◆ **TASK BRIEF**
Quote every line of the material beneath this one.

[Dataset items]

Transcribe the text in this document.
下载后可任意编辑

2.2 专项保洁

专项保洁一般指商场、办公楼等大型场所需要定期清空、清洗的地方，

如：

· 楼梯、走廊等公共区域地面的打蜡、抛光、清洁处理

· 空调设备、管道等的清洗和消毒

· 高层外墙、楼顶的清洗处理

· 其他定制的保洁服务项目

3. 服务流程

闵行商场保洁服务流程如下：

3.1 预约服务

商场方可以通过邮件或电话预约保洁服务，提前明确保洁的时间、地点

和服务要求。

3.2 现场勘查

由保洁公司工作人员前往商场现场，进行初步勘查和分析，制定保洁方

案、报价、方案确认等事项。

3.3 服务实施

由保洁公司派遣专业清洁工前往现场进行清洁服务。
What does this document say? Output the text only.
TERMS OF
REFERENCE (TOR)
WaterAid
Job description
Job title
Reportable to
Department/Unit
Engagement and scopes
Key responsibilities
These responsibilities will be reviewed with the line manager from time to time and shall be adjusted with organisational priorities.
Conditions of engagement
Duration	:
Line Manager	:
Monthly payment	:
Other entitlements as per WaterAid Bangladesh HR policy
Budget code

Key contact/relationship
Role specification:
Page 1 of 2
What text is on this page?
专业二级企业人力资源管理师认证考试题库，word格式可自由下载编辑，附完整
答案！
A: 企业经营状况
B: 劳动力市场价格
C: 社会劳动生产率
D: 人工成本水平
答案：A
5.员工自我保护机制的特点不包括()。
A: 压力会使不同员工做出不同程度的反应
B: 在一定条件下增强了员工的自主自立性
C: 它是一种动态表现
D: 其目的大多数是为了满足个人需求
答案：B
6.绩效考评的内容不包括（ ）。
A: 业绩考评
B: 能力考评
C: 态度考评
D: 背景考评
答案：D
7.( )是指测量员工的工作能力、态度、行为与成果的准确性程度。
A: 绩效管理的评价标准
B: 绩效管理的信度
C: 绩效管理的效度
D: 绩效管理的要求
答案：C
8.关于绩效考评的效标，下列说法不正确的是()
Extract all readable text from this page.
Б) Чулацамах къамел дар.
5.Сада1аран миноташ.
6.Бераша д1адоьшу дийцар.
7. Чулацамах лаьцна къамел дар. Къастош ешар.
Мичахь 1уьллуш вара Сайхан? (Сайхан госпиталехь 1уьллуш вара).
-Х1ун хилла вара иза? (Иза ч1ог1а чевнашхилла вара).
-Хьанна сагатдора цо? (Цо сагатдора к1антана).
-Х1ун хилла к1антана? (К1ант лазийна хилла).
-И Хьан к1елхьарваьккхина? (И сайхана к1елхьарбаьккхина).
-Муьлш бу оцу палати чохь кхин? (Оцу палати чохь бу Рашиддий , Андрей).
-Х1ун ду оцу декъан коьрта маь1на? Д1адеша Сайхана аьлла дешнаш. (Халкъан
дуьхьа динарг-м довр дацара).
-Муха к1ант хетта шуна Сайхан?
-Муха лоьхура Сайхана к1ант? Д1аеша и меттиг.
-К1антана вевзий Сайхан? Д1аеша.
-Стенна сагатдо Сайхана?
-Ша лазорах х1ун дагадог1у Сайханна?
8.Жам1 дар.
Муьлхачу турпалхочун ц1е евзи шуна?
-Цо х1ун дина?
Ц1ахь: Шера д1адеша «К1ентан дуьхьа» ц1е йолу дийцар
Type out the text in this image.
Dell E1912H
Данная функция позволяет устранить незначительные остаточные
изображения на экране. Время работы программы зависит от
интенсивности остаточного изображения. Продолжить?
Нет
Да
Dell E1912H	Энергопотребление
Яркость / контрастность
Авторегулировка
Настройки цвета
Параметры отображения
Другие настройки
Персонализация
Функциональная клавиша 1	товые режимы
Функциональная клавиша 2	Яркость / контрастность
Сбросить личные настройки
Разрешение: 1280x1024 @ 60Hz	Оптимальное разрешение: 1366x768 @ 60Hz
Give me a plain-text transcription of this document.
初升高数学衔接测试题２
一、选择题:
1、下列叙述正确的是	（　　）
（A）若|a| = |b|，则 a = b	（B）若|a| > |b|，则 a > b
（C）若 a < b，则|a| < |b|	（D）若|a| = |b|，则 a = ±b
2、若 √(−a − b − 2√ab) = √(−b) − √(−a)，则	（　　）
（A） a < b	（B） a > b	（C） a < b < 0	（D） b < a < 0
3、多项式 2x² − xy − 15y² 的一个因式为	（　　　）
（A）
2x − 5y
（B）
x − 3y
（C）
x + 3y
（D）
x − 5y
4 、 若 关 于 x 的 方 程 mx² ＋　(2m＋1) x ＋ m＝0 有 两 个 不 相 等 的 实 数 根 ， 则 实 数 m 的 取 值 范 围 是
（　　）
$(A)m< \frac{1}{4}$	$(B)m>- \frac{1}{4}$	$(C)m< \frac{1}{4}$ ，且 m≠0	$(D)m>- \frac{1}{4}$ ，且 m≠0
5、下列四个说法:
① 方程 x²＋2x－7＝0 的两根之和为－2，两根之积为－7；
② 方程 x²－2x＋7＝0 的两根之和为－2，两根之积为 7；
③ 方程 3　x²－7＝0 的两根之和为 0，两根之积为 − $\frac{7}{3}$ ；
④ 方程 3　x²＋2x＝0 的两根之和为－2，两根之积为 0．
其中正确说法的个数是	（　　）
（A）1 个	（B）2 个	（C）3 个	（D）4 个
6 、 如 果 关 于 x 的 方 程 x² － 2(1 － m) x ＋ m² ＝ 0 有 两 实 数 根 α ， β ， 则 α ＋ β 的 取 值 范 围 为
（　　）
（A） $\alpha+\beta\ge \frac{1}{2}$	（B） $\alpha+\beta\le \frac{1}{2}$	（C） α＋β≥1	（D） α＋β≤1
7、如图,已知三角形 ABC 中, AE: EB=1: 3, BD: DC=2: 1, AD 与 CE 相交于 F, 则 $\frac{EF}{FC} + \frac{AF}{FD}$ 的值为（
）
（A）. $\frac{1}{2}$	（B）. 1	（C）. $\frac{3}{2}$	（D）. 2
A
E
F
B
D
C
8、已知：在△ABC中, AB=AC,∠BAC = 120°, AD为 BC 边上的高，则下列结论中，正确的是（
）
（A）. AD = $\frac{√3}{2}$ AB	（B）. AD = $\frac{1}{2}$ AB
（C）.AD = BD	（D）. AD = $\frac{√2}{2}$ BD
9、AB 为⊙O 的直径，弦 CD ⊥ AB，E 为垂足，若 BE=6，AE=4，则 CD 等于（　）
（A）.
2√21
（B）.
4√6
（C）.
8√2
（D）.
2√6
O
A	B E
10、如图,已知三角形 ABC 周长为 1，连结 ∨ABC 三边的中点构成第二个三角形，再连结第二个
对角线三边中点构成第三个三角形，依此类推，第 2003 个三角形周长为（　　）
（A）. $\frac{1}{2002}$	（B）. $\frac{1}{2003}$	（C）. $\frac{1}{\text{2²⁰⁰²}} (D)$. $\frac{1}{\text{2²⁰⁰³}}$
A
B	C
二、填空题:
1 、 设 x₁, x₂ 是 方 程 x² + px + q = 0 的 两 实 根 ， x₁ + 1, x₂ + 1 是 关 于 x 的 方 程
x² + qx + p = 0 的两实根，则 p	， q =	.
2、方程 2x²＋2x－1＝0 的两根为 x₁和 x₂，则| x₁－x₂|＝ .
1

◆ **RIGHT ANSWER**
Transcribe the text in this document.
下载后可任意编辑

2.2 专项保洁

专项保洁一般指商场、办公楼等大型场所需要定期清空、清洗的地方，

如：

· 楼梯、走廊等公共区域地面的打蜡、抛光、清洁处理

· 空调设备、管道等的清洗和消毒

· 高层外墙、楼顶的清洗处理

· 其他定制的保洁服务项目

3. 服务流程

闵行商场保洁服务流程如下：

3.1 预约服务

商场方可以通过邮件或电话预约保洁服务，提前明确保洁的时间、地点

和服务要求。

3.2 现场勘查

由保洁公司工作人员前往商场现场，进行初步勘查和分析，制定保洁方

案、报价、方案确认等事项。

3.3 服务实施

由保洁公司派遣专业清洁工前往现场进行清洁服务。
What does this document say? Output the text only.
TERMS OF
REFERENCE (TOR)
WaterAid
Job description
Job title
Reportable to
Department/Unit
Engagement and scopes
Key responsibilities
These responsibilities will be reviewed with the line manager from time to time and shall be adjusted with organisational priorities.
Conditions of engagement
Duration	:
Line Manager	:
Monthly payment	:
Other entitlements as per WaterAid Bangladesh HR policy
Budget code

Key contact/relationship
Role specification:
Page 1 of 2
What text is on this page?
专业二级企业人力资源管理师认证考试题库，word格式可自由下载编辑，附完整
答案！
A: 企业经营状况
B: 劳动力市场价格
C: 社会劳动生产率
D: 人工成本水平
答案：A
5.员工自我保护机制的特点不包括()。
A: 压力会使不同员工做出不同程度的反应
B: 在一定条件下增强了员工的自主自立性
C: 它是一种动态表现
D: 其目的大多数是为了满足个人需求
答案：B
6.绩效考评的内容不包括（ ）。
A: 业绩考评
B: 能力考评
C: 态度考评
D: 背景考评
答案：D
7.( )是指测量员工的工作能力、态度、行为与成果的准确性程度。
A: 绩效管理的评价标准
B: 绩效管理的信度
C: 绩效管理的效度
D: 绩效管理的要求
答案：C
8.关于绩效考评的效标，下列说法不正确的是()
Extract all readable text from this page.
Б) Чулацамах къамел дар.
5.Сада1аран миноташ.
6.Бераша д1адоьшу дийцар.
7. Чулацамах лаьцна къамел дар. Къастош ешар.
Мичахь 1уьллуш вара Сайхан? (Сайхан госпиталехь 1уьллуш вара).
-Х1ун хилла вара иза? (Иза ч1ог1а чевнашхилла вара).
-Хьанна сагатдора цо? (Цо сагатдора к1антана).
-Х1ун хилла к1антана? (К1ант лазийна хилла).
-И Хьан к1елхьарваьккхина? (И сайхана к1елхьарбаьккхина).
-Муьлш бу оцу палати чохь кхин? (Оцу палати чохь бу Рашиддий , Андрей).
-Х1ун ду оцу декъан коьрта маь1на? Д1адеша Сайхана аьлла дешнаш. (Халкъан
дуьхьа динарг-м довр дацара).
-Муха к1ант хетта шуна Сайхан?
-Муха лоьхура Сайхана к1ант? Д1аеша и меттиг.
-К1антана вевзий Сайхан? Д1аеша.
-Стенна сагатдо Сайхана?
-Ша лазорах х1ун дагадог1у Сайханна?
8.Жам1 дар.
Муьлхачу турпалхочун ц1е евзи шуна?
-Цо х1ун дина?
Ц1ахь: Шера д1адеша «К1ентан дуьхьа» ц1е йолу дийцар
Type out the text in this image.
Dell E1912H
Данная функция позволяет устранить незначительные остаточные
изображения на экране. Время работы программы зависит от
интенсивности остаточного изображения. Продолжить?
Нет
Да
Dell E1912H	Энергопотребление
Яркость / контрастность
Авторегулировка
Настройки цвета
Параметры отображения
Другие настройки
Персонализация
Функциональная клавиша 1	товые режимы
Функциональная клавиша 2	Яркость / контрастность
Сбросить личные настройки
Разрешение: 1280x1024 @ 60Hz	Оптимальное разрешение: 1366x768 @ 60Hz
Give me a plain-text transcription of this document.
初升高数学衔接测试题２
一、选择题:
1、下列叙述正确的是	（　　）
（A）若|a| = |b|，则 a = b	（B）若|a| > |b|，则 a > b
（C）若 a < b，则|a| < |b|	（D）若|a| = |b|，则 a = ±b
2、若 √(−a − b − 2√ab) = √(−b) − √(−a)，则	（　　）
（A） a < b	（B） a > b	（C） a < b < 0	（D） b < a < 0
3、多项式 2x² − xy − 15y² 的一个因式为	（　　　）
（A）
2x − 5y
（B）
x − 3y
（C）
x + 3y
（D）
x − 5y
4 、 若 关 于 x 的 方 程 mx² ＋　(2m＋1) x ＋ m＝0 有 两 个 不 相 等 的 实 数 根 ， 则 实 数 m 的 取 值 范 围 是
（　　）
$(A)m< \frac{1}{4}$	$(B)m>- \frac{1}{4}$	$(C)m< \frac{1}{4}$ ，且 m≠0	$(D)m>- \frac{1}{4}$ ，且 m≠0
5、下列四个说法:
① 方程 x²＋2x－7＝0 的两根之和为－2，两根之积为－7；
② 方程 x²－2x＋7＝0 的两根之和为－2，两根之积为 7；
③ 方程 3　x²－7＝0 的两根之和为 0，两根之积为 − $\frac{7}{3}$ ；
④ 方程 3　x²＋2x＝0 的两根之和为－2，两根之积为 0．
其中正确说法的个数是	（　　）
（A）1 个	（B）2 个	（C）3 个	（D）4 个
6 、 如 果 关 于 x 的 方 程 x² － 2(1 － m) x ＋ m² ＝ 0 有 两 实 数 根 α ， β ， 则 α ＋ β 的 取 值 范 围 为
（　　）
（A） $\alpha+\beta\ge \frac{1}{2}$	（B） $\alpha+\beta\le \frac{1}{2}$	（C） α＋β≥1	（D） α＋β≤1
7、如图,已知三角形 ABC 中, AE: EB=1: 3, BD: DC=2: 1, AD 与 CE 相交于 F, 则 $\frac{EF}{FC} + \frac{AF}{FD}$ 的值为（
）
（A）. $\frac{1}{2}$	（B）. 1	（C）. $\frac{3}{2}$	（D）. 2
A
E
F
B
D
C
8、已知：在△ABC中, AB=AC,∠BAC = 120°, AD为 BC 边上的高，则下列结论中，正确的是（
）
（A）. AD = $\frac{√3}{2}$ AB	（B）. AD = $\frac{1}{2}$ AB
（C）.AD = BD	（D）. AD = $\frac{√2}{2}$ BD
9、AB 为⊙O 的直径，弦 CD ⊥ AB，E 为垂足，若 BE=6，AE=4，则 CD 等于（　）
（A）.
2√21
（B）.
4√6
（C）.
8√2
（D）.
2√6
O
A	B E
10、如图,已知三角形 ABC 周长为 1，连结 ∨ABC 三边的中点构成第二个三角形，再连结第二个
对角线三边中点构成第三个三角形，依此类推，第 2003 个三角形周长为（　　）
（A）. $\frac{1}{2002}$	（B）. $\frac{1}{2003}$	（C）. $\frac{1}{\text{2²⁰⁰²}} (D)$. $\frac{1}{\text{2²⁰⁰³}}$
A
B	C
二、填空题:
1 、 设 x₁, x₂ 是 方 程 x² + px + q = 0 的 两 实 根 ， x₁ + 1, x₂ + 1 是 关 于 x 的 方 程
x² + qx + p = 0 的两实根，则 p	， q =	.
2、方程 2x²＋2x－1＝0 的两根为 x₁和 x₂，则| x₁－x₂|＝ .
1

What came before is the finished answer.